=== Data excerpts ===
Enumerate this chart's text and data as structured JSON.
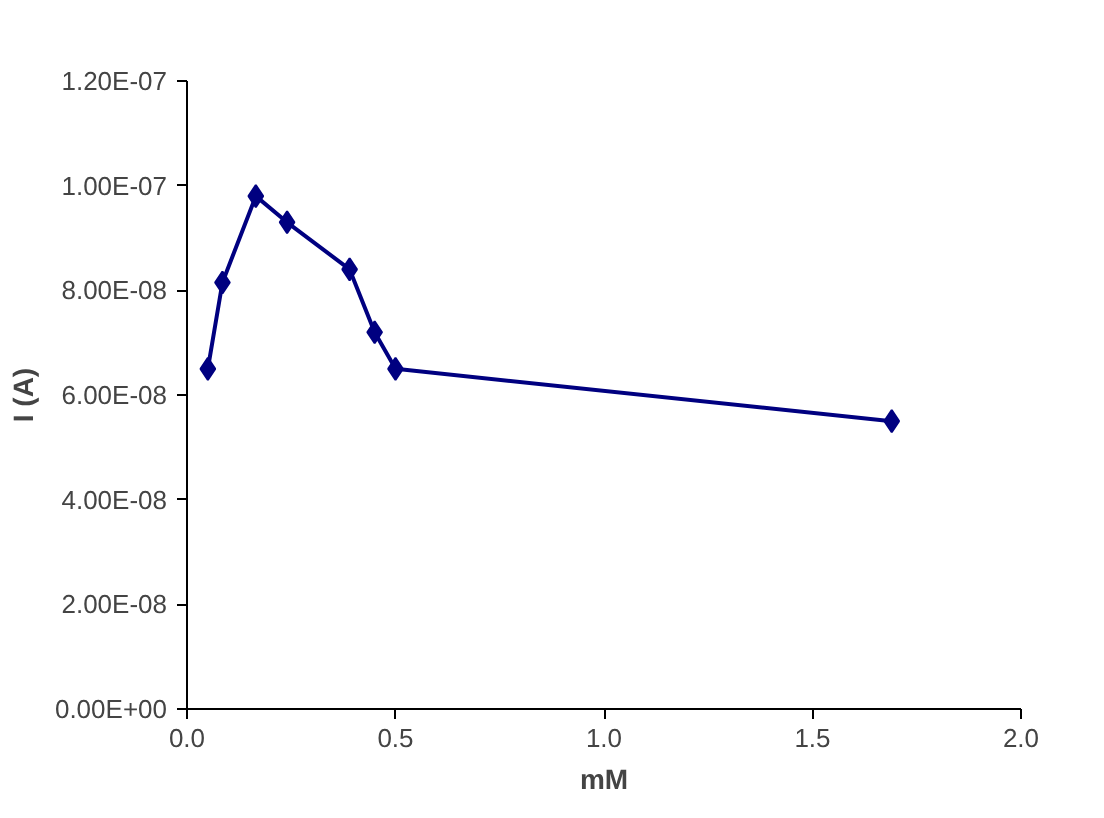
{
  "chart_data": {
    "type": "line",
    "xlabel": "mM",
    "ylabel": "I (A)",
    "x": [
      0.05,
      0.085,
      0.165,
      0.24,
      0.39,
      0.45,
      0.5,
      1.69
    ],
    "series": [
      {
        "color": "#000080",
        "values": [
          6.5e-08,
          8.15e-08,
          9.8e-08,
          9.3e-08,
          8.4e-08,
          7.2e-08,
          6.5e-08,
          5.5e-08
        ]
      }
    ],
    "xlim": [
      0,
      2
    ],
    "xticks": [
      {
        "value": 0,
        "label": "0.0"
      },
      {
        "value": 0.5,
        "label": "0.5"
      },
      {
        "value": 1,
        "label": "1.0"
      },
      {
        "value": 1.5,
        "label": "1.5"
      },
      {
        "value": 2,
        "label": "2.0"
      }
    ],
    "ylim": [
      0,
      1.2e-07
    ],
    "yticks": [
      {
        "value": 0,
        "label": "0.00E+00"
      },
      {
        "value": 2e-08,
        "label": "2.00E-08"
      },
      {
        "value": 4e-08,
        "label": "4.00E-08"
      },
      {
        "value": 6e-08,
        "label": "6.00E-08"
      },
      {
        "value": 8e-08,
        "label": "8.00E-08"
      },
      {
        "value": 1e-07,
        "label": "1.00E-07"
      },
      {
        "value": 1.2e-07,
        "label": "1.20E-07"
      }
    ],
    "marker": "diamond",
    "line_style": "solid",
    "grid": false
  }
}
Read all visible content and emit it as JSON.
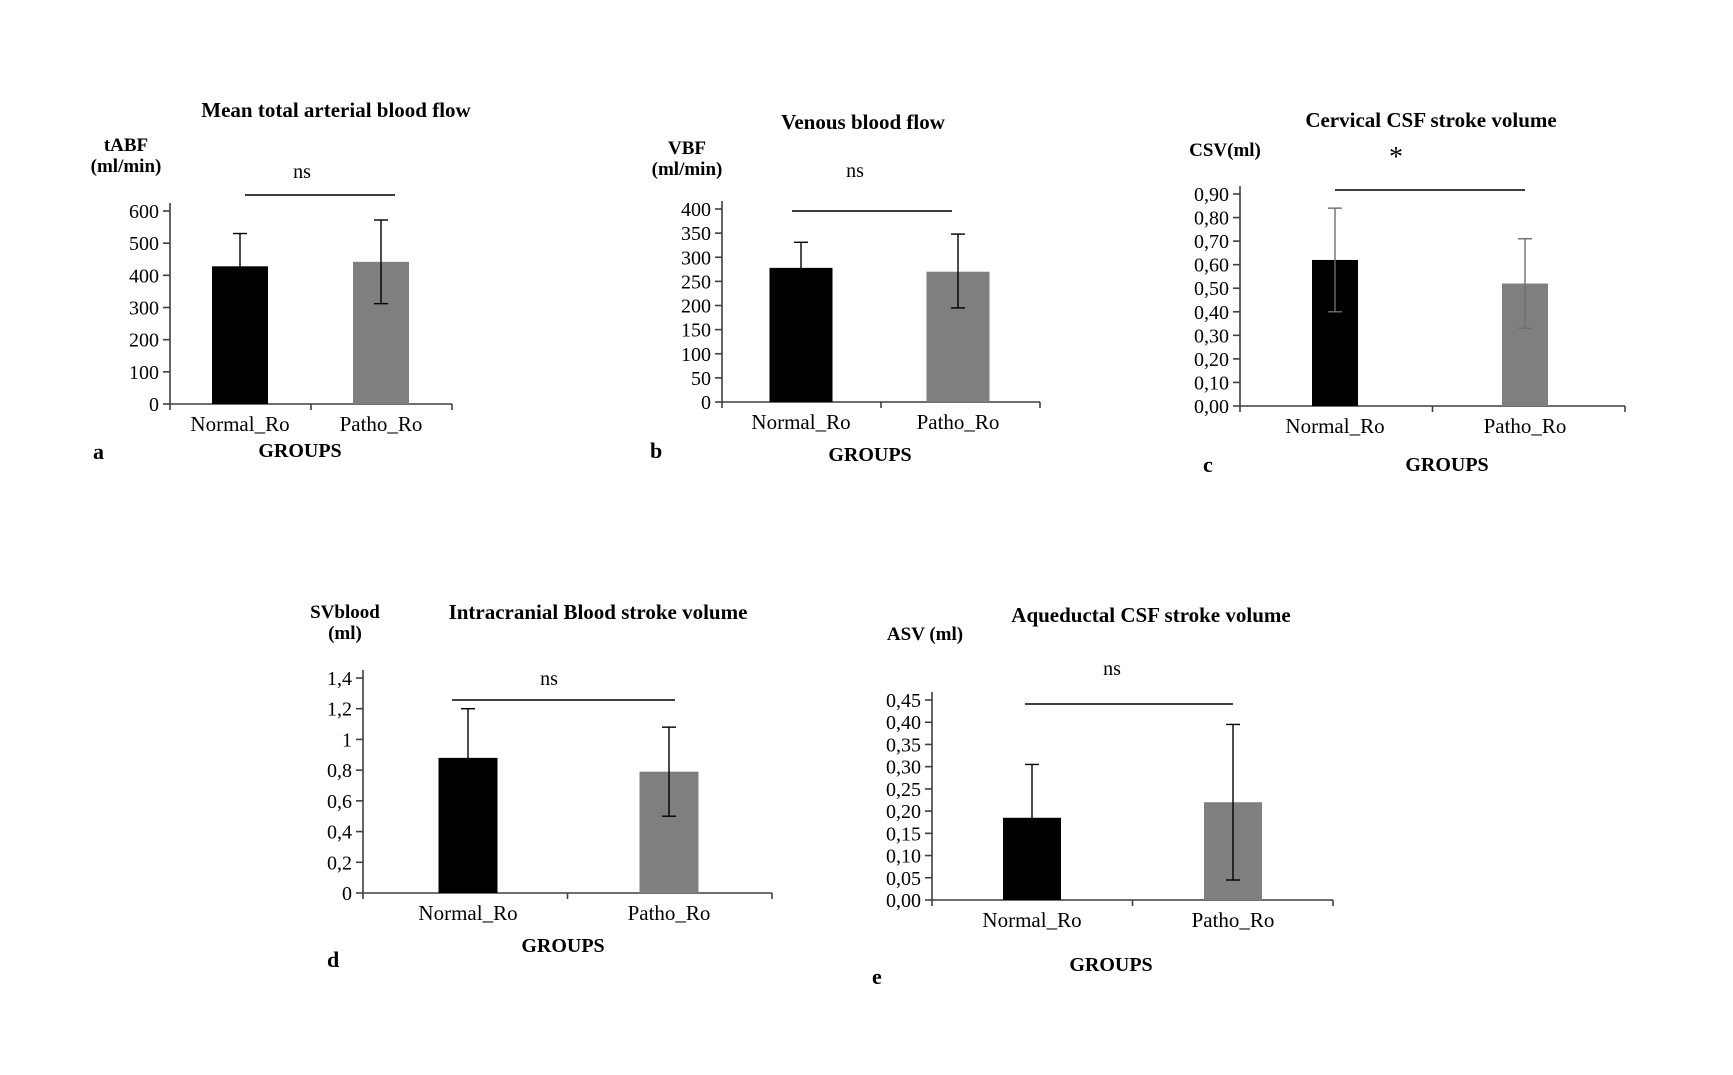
{
  "figure": {
    "background": "#ffffff",
    "groups": [
      "Normal_Ro",
      "Patho_Ro"
    ],
    "bar_color_normal": "#000000",
    "bar_color_patho": "#7f7f7f"
  },
  "chart_data": [
    {
      "panel_letter": "a",
      "type": "bar",
      "title": "Mean total arterial blood flow",
      "ylabel": "tABF (ml/min)",
      "ylabel_lines": [
        "tABF",
        "(ml/min)"
      ],
      "xlabel": "GROUPS",
      "significance": "ns",
      "categories": [
        "Normal_Ro",
        "Patho_Ro"
      ],
      "values": [
        428,
        442
      ],
      "errors_plus": [
        102,
        130
      ],
      "errors_minus": [
        102,
        130
      ],
      "ylim": [
        0,
        600
      ],
      "ytick_labels": [
        "0",
        "100",
        "200",
        "300",
        "400",
        "500",
        "600"
      ],
      "bar_colors": [
        "#000000",
        "#7f7f7f"
      ],
      "error_color": "#000000",
      "grid": false,
      "legend_position": "none"
    },
    {
      "panel_letter": "b",
      "type": "bar",
      "title": "Venous blood flow",
      "ylabel": "VBF (ml/min)",
      "ylabel_lines": [
        "VBF",
        "(ml/min)"
      ],
      "xlabel": "GROUPS",
      "significance": "ns",
      "categories": [
        "Normal_Ro",
        "Patho_Ro"
      ],
      "values": [
        278,
        270
      ],
      "errors_plus": [
        53,
        78
      ],
      "errors_minus": [
        53,
        75
      ],
      "ylim": [
        0,
        400
      ],
      "ytick_labels": [
        "0",
        "50",
        "100",
        "150",
        "200",
        "250",
        "300",
        "350",
        "400"
      ],
      "bar_colors": [
        "#000000",
        "#7f7f7f"
      ],
      "error_color": "#000000",
      "grid": false,
      "legend_position": "none"
    },
    {
      "panel_letter": "c",
      "type": "bar",
      "title": "Cervical CSF stroke volume",
      "ylabel": "CSV(ml)",
      "ylabel_lines": [
        "CSV(ml)"
      ],
      "xlabel": "GROUPS",
      "significance": "*",
      "categories": [
        "Normal_Ro",
        "Patho_Ro"
      ],
      "values": [
        0.62,
        0.52
      ],
      "errors_plus": [
        0.22,
        0.19
      ],
      "errors_minus": [
        0.22,
        0.19
      ],
      "ylim": [
        0,
        0.9
      ],
      "ytick_labels": [
        "0,00",
        "0,10",
        "0,20",
        "0,30",
        "0,40",
        "0,50",
        "0,60",
        "0,70",
        "0,80",
        "0,90"
      ],
      "bar_colors": [
        "#000000",
        "#7f7f7f"
      ],
      "error_color": "#6e6e6e",
      "grid": false,
      "legend_position": "none"
    },
    {
      "panel_letter": "d",
      "type": "bar",
      "title": "Intracranial Blood stroke volume",
      "ylabel": "SVblood (ml)",
      "ylabel_lines": [
        "SVblood",
        "(ml)"
      ],
      "xlabel": "GROUPS",
      "significance": "ns",
      "categories": [
        "Normal_Ro",
        "Patho_Ro"
      ],
      "values": [
        0.88,
        0.79
      ],
      "errors_plus": [
        0.32,
        0.29
      ],
      "errors_minus": [
        0.32,
        0.29
      ],
      "ylim": [
        0,
        1.4
      ],
      "ytick_labels": [
        "0",
        "0,2",
        "0,4",
        "0,6",
        "0,8",
        "1",
        "1,2",
        "1,4"
      ],
      "bar_colors": [
        "#000000",
        "#7f7f7f"
      ],
      "error_color": "#000000",
      "grid": false,
      "legend_position": "none"
    },
    {
      "panel_letter": "e",
      "type": "bar",
      "title": "Aqueductal CSF stroke volume",
      "ylabel": "ASV (ml)",
      "ylabel_lines": [
        "ASV (ml)"
      ],
      "xlabel": "GROUPS",
      "significance": "ns",
      "categories": [
        "Normal_Ro",
        "Patho_Ro"
      ],
      "values": [
        0.185,
        0.22
      ],
      "errors_plus": [
        0.12,
        0.175
      ],
      "errors_minus": [
        0.12,
        0.175
      ],
      "ylim": [
        0,
        0.45
      ],
      "ytick_labels": [
        "0,00",
        "0,05",
        "0,10",
        "0,15",
        "0,20",
        "0,25",
        "0,30",
        "0,35",
        "0,40",
        "0,45"
      ],
      "bar_colors": [
        "#000000",
        "#7f7f7f"
      ],
      "error_color": "#000000",
      "grid": false,
      "legend_position": "none"
    }
  ]
}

=== What to work on ===
Using the material above, retype each entry exactly and omit the pictures.

=== Output below ===
Enumerate this chart's text and data as structured JSON.
{
  "chart_data": {
    "type": "line",
    "xlabel": "mM",
    "ylabel": "I (A)",
    "x": [
      0.05,
      0.085,
      0.165,
      0.24,
      0.39,
      0.45,
      0.5,
      1.69
    ],
    "series": [
      {
        "color": "#000080",
        "values": [
          6.5e-08,
          8.15e-08,
          9.8e-08,
          9.3e-08,
          8.4e-08,
          7.2e-08,
          6.5e-08,
          5.5e-08
        ]
      }
    ],
    "xlim": [
      0,
      2
    ],
    "xticks": [
      {
        "value": 0,
        "label": "0.0"
      },
      {
        "value": 0.5,
        "label": "0.5"
      },
      {
        "value": 1,
        "label": "1.0"
      },
      {
        "value": 1.5,
        "label": "1.5"
      },
      {
        "value": 2,
        "label": "2.0"
      }
    ],
    "ylim": [
      0,
      1.2e-07
    ],
    "yticks": [
      {
        "value": 0,
        "label": "0.00E+00"
      },
      {
        "value": 2e-08,
        "label": "2.00E-08"
      },
      {
        "value": 4e-08,
        "label": "4.00E-08"
      },
      {
        "value": 6e-08,
        "label": "6.00E-08"
      },
      {
        "value": 8e-08,
        "label": "8.00E-08"
      },
      {
        "value": 1e-07,
        "label": "1.00E-07"
      },
      {
        "value": 1.2e-07,
        "label": "1.20E-07"
      }
    ],
    "marker": "diamond",
    "line_style": "solid",
    "grid": false
  }
}
Read all visible content and emit it as JSON.
{
  "figure": {
    "background": "#ffffff",
    "groups": [
      "Normal_Ro",
      "Patho_Ro"
    ],
    "bar_color_normal": "#000000",
    "bar_color_patho": "#7f7f7f"
  },
  "chart_data": [
    {
      "panel_letter": "a",
      "type": "bar",
      "title": "Mean total arterial blood flow",
      "ylabel": "tABF (ml/min)",
      "ylabel_lines": [
        "tABF",
        "(ml/min)"
      ],
      "xlabel": "GROUPS",
      "significance": "ns",
      "categories": [
        "Normal_Ro",
        "Patho_Ro"
      ],
      "values": [
        428,
        442
      ],
      "errors_plus": [
        102,
        130
      ],
      "errors_minus": [
        102,
        130
      ],
      "ylim": [
        0,
        600
      ],
      "ytick_labels": [
        "0",
        "100",
        "200",
        "300",
        "400",
        "500",
        "600"
      ],
      "bar_colors": [
        "#000000",
        "#7f7f7f"
      ],
      "error_color": "#000000",
      "grid": false,
      "legend_position": "none"
    },
    {
      "panel_letter": "b",
      "type": "bar",
      "title": "Venous blood flow",
      "ylabel": "VBF (ml/min)",
      "ylabel_lines": [
        "VBF",
        "(ml/min)"
      ],
      "xlabel": "GROUPS",
      "significance": "ns",
      "categories": [
        "Normal_Ro",
        "Patho_Ro"
      ],
      "values": [
        278,
        270
      ],
      "errors_plus": [
        53,
        78
      ],
      "errors_minus": [
        53,
        75
      ],
      "ylim": [
        0,
        400
      ],
      "ytick_labels": [
        "0",
        "50",
        "100",
        "150",
        "200",
        "250",
        "300",
        "350",
        "400"
      ],
      "bar_colors": [
        "#000000",
        "#7f7f7f"
      ],
      "error_color": "#000000",
      "grid": false,
      "legend_position": "none"
    },
    {
      "panel_letter": "c",
      "type": "bar",
      "title": "Cervical CSF stroke volume",
      "ylabel": "CSV(ml)",
      "ylabel_lines": [
        "CSV(ml)"
      ],
      "xlabel": "GROUPS",
      "significance": "*",
      "categories": [
        "Normal_Ro",
        "Patho_Ro"
      ],
      "values": [
        0.62,
        0.52
      ],
      "errors_plus": [
        0.22,
        0.19
      ],
      "errors_minus": [
        0.22,
        0.19
      ],
      "ylim": [
        0,
        0.9
      ],
      "ytick_labels": [
        "0,00",
        "0,10",
        "0,20",
        "0,30",
        "0,40",
        "0,50",
        "0,60",
        "0,70",
        "0,80",
        "0,90"
      ],
      "bar_colors": [
        "#000000",
        "#7f7f7f"
      ],
      "error_color": "#6e6e6e",
      "grid": false,
      "legend_position": "none"
    },
    {
      "panel_letter": "d",
      "type": "bar",
      "title": "Intracranial Blood stroke volume",
      "ylabel": "SVblood (ml)",
      "ylabel_lines": [
        "SVblood",
        "(ml)"
      ],
      "xlabel": "GROUPS",
      "significance": "ns",
      "categories": [
        "Normal_Ro",
        "Patho_Ro"
      ],
      "values": [
        0.88,
        0.79
      ],
      "errors_plus": [
        0.32,
        0.29
      ],
      "errors_minus": [
        0.32,
        0.29
      ],
      "ylim": [
        0,
        1.4
      ],
      "ytick_labels": [
        "0",
        "0,2",
        "0,4",
        "0,6",
        "0,8",
        "1",
        "1,2",
        "1,4"
      ],
      "bar_colors": [
        "#000000",
        "#7f7f7f"
      ],
      "error_color": "#000000",
      "grid": false,
      "legend_position": "none"
    },
    {
      "panel_letter": "e",
      "type": "bar",
      "title": "Aqueductal CSF stroke volume",
      "ylabel": "ASV (ml)",
      "ylabel_lines": [
        "ASV (ml)"
      ],
      "xlabel": "GROUPS",
      "significance": "ns",
      "categories": [
        "Normal_Ro",
        "Patho_Ro"
      ],
      "values": [
        0.185,
        0.22
      ],
      "errors_plus": [
        0.12,
        0.175
      ],
      "errors_minus": [
        0.12,
        0.175
      ],
      "ylim": [
        0,
        0.45
      ],
      "ytick_labels": [
        "0,00",
        "0,05",
        "0,10",
        "0,15",
        "0,20",
        "0,25",
        "0,30",
        "0,35",
        "0,40",
        "0,45"
      ],
      "bar_colors": [
        "#000000",
        "#7f7f7f"
      ],
      "error_color": "#000000",
      "grid": false,
      "legend_position": "none"
    }
  ]
}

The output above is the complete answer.